■ **Task description**
Retype the data below without altering anything.
....................
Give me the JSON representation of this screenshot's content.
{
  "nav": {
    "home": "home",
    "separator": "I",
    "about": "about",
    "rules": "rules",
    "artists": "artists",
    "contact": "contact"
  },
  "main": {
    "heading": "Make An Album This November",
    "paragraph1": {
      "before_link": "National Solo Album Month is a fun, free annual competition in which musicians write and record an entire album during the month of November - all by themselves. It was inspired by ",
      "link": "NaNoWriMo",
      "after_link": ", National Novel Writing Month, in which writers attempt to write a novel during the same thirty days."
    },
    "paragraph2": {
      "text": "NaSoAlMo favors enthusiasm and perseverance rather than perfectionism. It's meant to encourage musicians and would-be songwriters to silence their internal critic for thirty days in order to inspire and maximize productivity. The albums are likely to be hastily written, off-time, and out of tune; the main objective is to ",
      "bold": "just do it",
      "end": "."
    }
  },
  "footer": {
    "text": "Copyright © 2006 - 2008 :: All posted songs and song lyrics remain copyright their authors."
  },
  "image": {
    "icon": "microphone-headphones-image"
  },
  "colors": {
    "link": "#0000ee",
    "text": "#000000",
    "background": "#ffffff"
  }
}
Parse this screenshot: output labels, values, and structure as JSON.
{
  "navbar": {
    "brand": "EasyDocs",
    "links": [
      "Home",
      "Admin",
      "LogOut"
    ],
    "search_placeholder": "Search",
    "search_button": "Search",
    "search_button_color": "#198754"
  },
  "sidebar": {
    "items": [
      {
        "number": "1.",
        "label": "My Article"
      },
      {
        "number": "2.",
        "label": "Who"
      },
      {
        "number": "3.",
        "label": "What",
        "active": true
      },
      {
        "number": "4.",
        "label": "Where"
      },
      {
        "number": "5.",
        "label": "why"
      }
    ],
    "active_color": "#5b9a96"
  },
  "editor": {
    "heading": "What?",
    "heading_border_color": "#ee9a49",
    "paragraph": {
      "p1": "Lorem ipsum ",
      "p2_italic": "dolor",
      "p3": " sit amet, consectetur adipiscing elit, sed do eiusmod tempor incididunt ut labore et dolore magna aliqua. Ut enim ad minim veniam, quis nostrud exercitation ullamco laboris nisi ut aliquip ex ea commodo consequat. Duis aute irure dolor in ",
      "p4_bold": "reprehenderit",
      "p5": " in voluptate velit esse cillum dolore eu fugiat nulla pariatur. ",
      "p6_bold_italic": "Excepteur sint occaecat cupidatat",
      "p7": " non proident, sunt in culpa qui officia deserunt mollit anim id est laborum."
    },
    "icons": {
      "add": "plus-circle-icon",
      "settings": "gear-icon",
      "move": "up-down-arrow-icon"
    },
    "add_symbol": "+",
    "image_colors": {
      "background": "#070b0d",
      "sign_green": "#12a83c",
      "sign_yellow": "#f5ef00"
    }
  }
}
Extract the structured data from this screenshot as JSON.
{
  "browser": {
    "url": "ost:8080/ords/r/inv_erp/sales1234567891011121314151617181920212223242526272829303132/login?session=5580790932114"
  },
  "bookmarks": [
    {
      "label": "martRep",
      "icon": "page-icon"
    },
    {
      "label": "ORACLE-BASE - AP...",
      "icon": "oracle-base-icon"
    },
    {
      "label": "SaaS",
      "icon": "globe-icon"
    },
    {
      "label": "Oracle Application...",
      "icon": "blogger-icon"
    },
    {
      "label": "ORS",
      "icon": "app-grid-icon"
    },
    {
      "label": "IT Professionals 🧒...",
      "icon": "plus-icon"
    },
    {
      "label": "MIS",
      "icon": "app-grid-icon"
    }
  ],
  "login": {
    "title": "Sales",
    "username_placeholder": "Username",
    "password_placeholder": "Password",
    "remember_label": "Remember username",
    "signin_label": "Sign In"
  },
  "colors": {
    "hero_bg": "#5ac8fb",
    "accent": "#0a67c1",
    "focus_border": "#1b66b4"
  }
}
....................
■ **Exercise answer**
Give me the JSON representation of this screenshot's content.
{
  "nav": {
    "home": "home",
    "separator": "I",
    "about": "about",
    "rules": "rules",
    "artists": "artists",
    "contact": "contact"
  },
  "main": {
    "heading": "Make An Album This November",
    "paragraph1": {
      "before_link": "National Solo Album Month is a fun, free annual competition in which musicians write and record an entire album during the month of November - all by themselves. It was inspired by ",
      "link": "NaNoWriMo",
      "after_link": ", National Novel Writing Month, in which writers attempt to write a novel during the same thirty days."
    },
    "paragraph2": {
      "text": "NaSoAlMo favors enthusiasm and perseverance rather than perfectionism. It's meant to encourage musicians and would-be songwriters to silence their internal critic for thirty days in order to inspire and maximize productivity. The albums are likely to be hastily written, off-time, and out of tune; the main objective is to ",
      "bold": "just do it",
      "end": "."
    }
  },
  "footer": {
    "text": "Copyright © 2006 - 2008 :: All posted songs and song lyrics remain copyright their authors."
  },
  "image": {
    "icon": "microphone-headphones-image"
  },
  "colors": {
    "link": "#0000ee",
    "text": "#000000",
    "background": "#ffffff"
  }
}
Parse this screenshot: output labels, values, and structure as JSON.
{
  "navbar": {
    "brand": "EasyDocs",
    "links": [
      "Home",
      "Admin",
      "LogOut"
    ],
    "search_placeholder": "Search",
    "search_button": "Search",
    "search_button_color": "#198754"
  },
  "sidebar": {
    "items": [
      {
        "number": "1.",
        "label": "My Article"
      },
      {
        "number": "2.",
        "label": "Who"
      },
      {
        "number": "3.",
        "label": "What",
        "active": true
      },
      {
        "number": "4.",
        "label": "Where"
      },
      {
        "number": "5.",
        "label": "why"
      }
    ],
    "active_color": "#5b9a96"
  },
  "editor": {
    "heading": "What?",
    "heading_border_color": "#ee9a49",
    "paragraph": {
      "p1": "Lorem ipsum ",
      "p2_italic": "dolor",
      "p3": " sit amet, consectetur adipiscing elit, sed do eiusmod tempor incididunt ut labore et dolore magna aliqua. Ut enim ad minim veniam, quis nostrud exercitation ullamco laboris nisi ut aliquip ex ea commodo consequat. Duis aute irure dolor in ",
      "p4_bold": "reprehenderit",
      "p5": " in voluptate velit esse cillum dolore eu fugiat nulla pariatur. ",
      "p6_bold_italic": "Excepteur sint occaecat cupidatat",
      "p7": " non proident, sunt in culpa qui officia deserunt mollit anim id est laborum."
    },
    "icons": {
      "add": "plus-circle-icon",
      "settings": "gear-icon",
      "move": "up-down-arrow-icon"
    },
    "add_symbol": "+",
    "image_colors": {
      "background": "#070b0d",
      "sign_green": "#12a83c",
      "sign_yellow": "#f5ef00"
    }
  }
}
Extract the structured data from this screenshot as JSON.
{
  "browser": {
    "url": "ost:8080/ords/r/inv_erp/sales1234567891011121314151617181920212223242526272829303132/login?session=5580790932114"
  },
  "bookmarks": [
    {
      "label": "martRep",
      "icon": "page-icon"
    },
    {
      "label": "ORACLE-BASE - AP...",
      "icon": "oracle-base-icon"
    },
    {
      "label": "SaaS",
      "icon": "globe-icon"
    },
    {
      "label": "Oracle Application...",
      "icon": "blogger-icon"
    },
    {
      "label": "ORS",
      "icon": "app-grid-icon"
    },
    {
      "label": "IT Professionals 🧒...",
      "icon": "plus-icon"
    },
    {
      "label": "MIS",
      "icon": "app-grid-icon"
    }
  ],
  "login": {
    "title": "Sales",
    "username_placeholder": "Username",
    "password_placeholder": "Password",
    "remember_label": "Remember username",
    "signin_label": "Sign In"
  },
  "colors": {
    "hero_bg": "#5ac8fb",
    "accent": "#0a67c1",
    "focus_border": "#1b66b4"
  }
}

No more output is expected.